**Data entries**
===============

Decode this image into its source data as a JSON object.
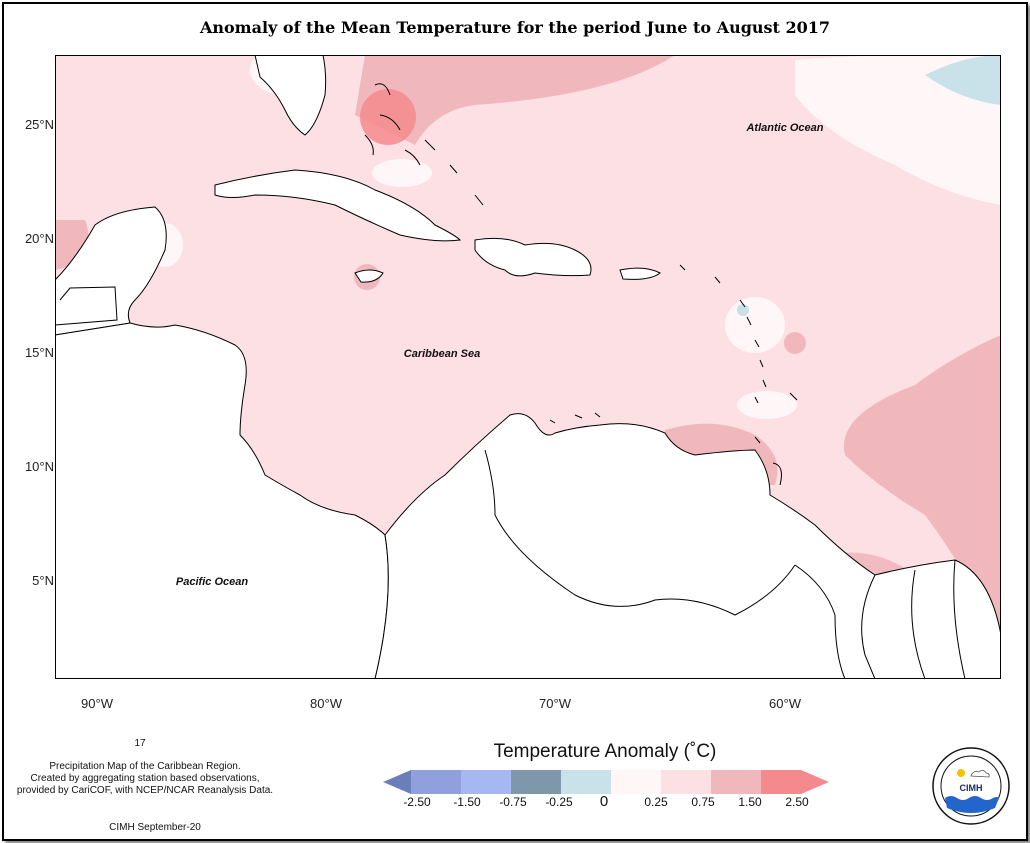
{
  "title": "Anomaly of the Mean Temperature for the period June to August 2017",
  "map": {
    "lat_ticks": [
      "25°N",
      "20°N",
      "15°N",
      "10°N",
      "5°N"
    ],
    "lon_ticks": [
      "90°W",
      "80°W",
      "70°W",
      "60°W"
    ],
    "labels": {
      "atlantic": "Atlantic Ocean",
      "caribbean": "Caribbean Sea",
      "pacific": "Pacific Ocean"
    },
    "colors": {
      "base_anomaly": "#fde0e4",
      "warm_anomaly": "#f0b8bd",
      "hot_anomaly": "#f48a8e",
      "neutral": "#fff6f7",
      "cool_anomaly": "#c9e1e9",
      "land": "#ffffff"
    }
  },
  "notes": {
    "page_number": "17",
    "description_line1": "Precipitation Map of the Caribbean Region.",
    "description_line2": "Created by aggregating station based observations,",
    "description_line3": "provided by CariCOF, with NCEP/NCAR Reanalysis Data.",
    "credit": "CIMH September-20"
  },
  "legend": {
    "title": "Temperature Anomaly (˚C)",
    "labels": [
      "-2.50",
      "-1.50",
      "-0.75",
      "-0.25",
      "0",
      "0.25",
      "0.75",
      "1.50",
      "2.50"
    ],
    "colors": [
      "#6a7fb9",
      "#8fa0dd",
      "#a6b8f2",
      "#7f97aa",
      "#c9e1e9",
      "#fff6f7",
      "#fde0e4",
      "#f0b8bd",
      "#f48a8e"
    ]
  },
  "logo": {
    "text": "CIMH",
    "ring_text": "Caribbean Institute for Meteorology and Hydrology"
  }
}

===============

What comes back should match the records exactly, minus any pictures.

Decode this image into its source data as a JSON object.
{
  "title": "Anomaly of the Mean Temperature for the period June to August 2017",
  "map": {
    "lat_ticks": [
      "25°N",
      "20°N",
      "15°N",
      "10°N",
      "5°N"
    ],
    "lon_ticks": [
      "90°W",
      "80°W",
      "70°W",
      "60°W"
    ],
    "labels": {
      "atlantic": "Atlantic Ocean",
      "caribbean": "Caribbean Sea",
      "pacific": "Pacific Ocean"
    },
    "colors": {
      "base_anomaly": "#fde0e4",
      "warm_anomaly": "#f0b8bd",
      "hot_anomaly": "#f48a8e",
      "neutral": "#fff6f7",
      "cool_anomaly": "#c9e1e9",
      "land": "#ffffff"
    }
  },
  "notes": {
    "page_number": "17",
    "description_line1": "Precipitation Map of the Caribbean Region.",
    "description_line2": "Created by aggregating station based observations,",
    "description_line3": "provided by CariCOF, with NCEP/NCAR Reanalysis Data.",
    "credit": "CIMH September-20"
  },
  "legend": {
    "title": "Temperature Anomaly (˚C)",
    "labels": [
      "-2.50",
      "-1.50",
      "-0.75",
      "-0.25",
      "0",
      "0.25",
      "0.75",
      "1.50",
      "2.50"
    ],
    "colors": [
      "#6a7fb9",
      "#8fa0dd",
      "#a6b8f2",
      "#7f97aa",
      "#c9e1e9",
      "#fff6f7",
      "#fde0e4",
      "#f0b8bd",
      "#f48a8e"
    ]
  },
  "logo": {
    "text": "CIMH",
    "ring_text": "Caribbean Institute for Meteorology and Hydrology"
  }
}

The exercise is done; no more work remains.